All of the records below should be output exactly.

>> start

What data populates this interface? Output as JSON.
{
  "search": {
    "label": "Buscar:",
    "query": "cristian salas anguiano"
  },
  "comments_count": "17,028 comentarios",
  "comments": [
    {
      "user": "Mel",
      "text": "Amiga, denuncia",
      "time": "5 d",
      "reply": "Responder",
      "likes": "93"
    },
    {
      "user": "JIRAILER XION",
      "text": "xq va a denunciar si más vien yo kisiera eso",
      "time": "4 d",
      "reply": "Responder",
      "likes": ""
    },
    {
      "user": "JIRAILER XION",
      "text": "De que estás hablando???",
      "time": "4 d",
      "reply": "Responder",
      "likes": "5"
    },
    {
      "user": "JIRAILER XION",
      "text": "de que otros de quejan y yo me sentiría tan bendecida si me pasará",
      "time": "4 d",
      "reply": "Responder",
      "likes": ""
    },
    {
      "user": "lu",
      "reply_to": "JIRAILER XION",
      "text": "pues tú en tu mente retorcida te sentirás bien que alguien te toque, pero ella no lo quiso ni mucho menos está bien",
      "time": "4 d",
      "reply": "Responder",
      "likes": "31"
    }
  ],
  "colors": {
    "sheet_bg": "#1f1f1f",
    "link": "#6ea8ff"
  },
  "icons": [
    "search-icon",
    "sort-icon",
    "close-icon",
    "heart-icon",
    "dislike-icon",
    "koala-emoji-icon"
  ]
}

>> end

§ Output:
What data populates this interface? Output as JSON.
{
  "search": {
    "label": "Buscar:",
    "query": "cristian salas anguiano"
  },
  "comments_count": "17,028 comentarios",
  "comments": [
    {
      "user": "Mel",
      "text": "Amiga, denuncia",
      "time": "5 d",
      "reply": "Responder",
      "likes": "93"
    },
    {
      "user": "JIRAILER XION",
      "text": "xq va a denunciar si más vien yo kisiera eso",
      "time": "4 d",
      "reply": "Responder",
      "likes": ""
    },
    {
      "user": "JIRAILER XION",
      "text": "De que estás hablando???",
      "time": "4 d",
      "reply": "Responder",
      "likes": "5"
    },
    {
      "user": "JIRAILER XION",
      "text": "de que otros de quejan y yo me sentiría tan bendecida si me pasará",
      "time": "4 d",
      "reply": "Responder",
      "likes": ""
    },
    {
      "user": "lu",
      "reply_to": "JIRAILER XION",
      "text": "pues tú en tu mente retorcida te sentirás bien que alguien te toque, pero ella no lo quiso ni mucho menos está bien",
      "time": "4 d",
      "reply": "Responder",
      "likes": "31"
    }
  ],
  "colors": {
    "sheet_bg": "#1f1f1f",
    "link": "#6ea8ff"
  },
  "icons": [
    "search-icon",
    "sort-icon",
    "close-icon",
    "heart-icon",
    "dislike-icon",
    "koala-emoji-icon"
  ]
}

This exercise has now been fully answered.